## Requirements
Repeat every record below exactly, leaving out the pictures.

###

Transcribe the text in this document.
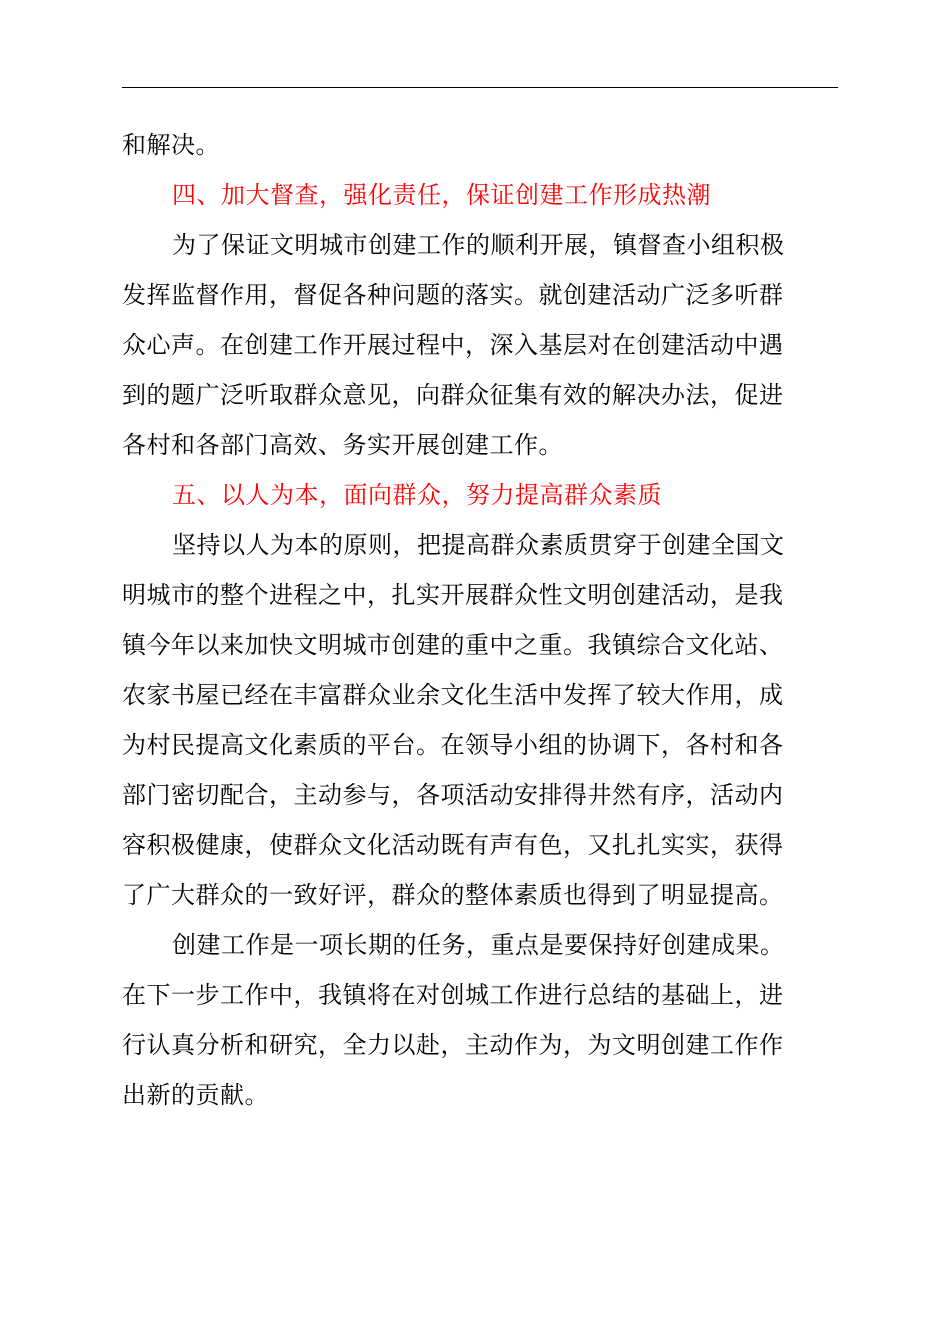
和解决。
四、加大督查，强化责任，保证创建工作形成热潮
为了保证文明城市创建工作的顺利开展，镇督查小组积极
发挥监督作用，督促各种问题的落实。就创建活动广泛多听群
众心声。在创建工作开展过程中，深入基层对在创建活动中遇
到的题广泛听取群众意见，向群众征集有效的解决办法，促进
各村和各部门高效、务实开展创建工作。
五、以人为本，面向群众，努力提高群众素质
坚持以人为本的原则，把提高群众素质贯穿于创建全国文
明城市的整个进程之中，扎实开展群众性文明创建活动，是我
镇今年以来加快文明城市创建的重中之重。我镇综合文化站、
农家书屋已经在丰富群众业余文化生活中发挥了较大作用，成
为村民提高文化素质的平台。在领导小组的协调下，各村和各
部门密切配合，主动参与，各项活动安排得井然有序，活动内
容积极健康，使群众文化活动既有声有色，又扎扎实实，获得
了广大群众的一致好评，群众的整体素质也得到了明显提高。
创建工作是一项长期的任务，重点是要保持好创建成果。
在下一步工作中，我镇将在对创城工作进行总结的基础上，进
行认真分析和研究，全力以赴，主动作为，为文明创建工作作
出新的贡献。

###

## Response to this exercise
Transcribe the text in this document.
和解决。
四、加大督查，强化责任，保证创建工作形成热潮
为了保证文明城市创建工作的顺利开展，镇督查小组积极
发挥监督作用，督促各种问题的落实。就创建活动广泛多听群
众心声。在创建工作开展过程中，深入基层对在创建活动中遇
到的题广泛听取群众意见，向群众征集有效的解决办法，促进
各村和各部门高效、务实开展创建工作。
五、以人为本，面向群众，努力提高群众素质
坚持以人为本的原则，把提高群众素质贯穿于创建全国文
明城市的整个进程之中，扎实开展群众性文明创建活动，是我
镇今年以来加快文明城市创建的重中之重。我镇综合文化站、
农家书屋已经在丰富群众业余文化生活中发挥了较大作用，成
为村民提高文化素质的平台。在领导小组的协调下，各村和各
部门密切配合，主动参与，各项活动安排得井然有序，活动内
容积极健康，使群众文化活动既有声有色，又扎扎实实，获得
了广大群众的一致好评，群众的整体素质也得到了明显提高。
创建工作是一项长期的任务，重点是要保持好创建成果。
在下一步工作中，我镇将在对创城工作进行总结的基础上，进
行认真分析和研究，全力以赴，主动作为，为文明创建工作作
出新的贡献。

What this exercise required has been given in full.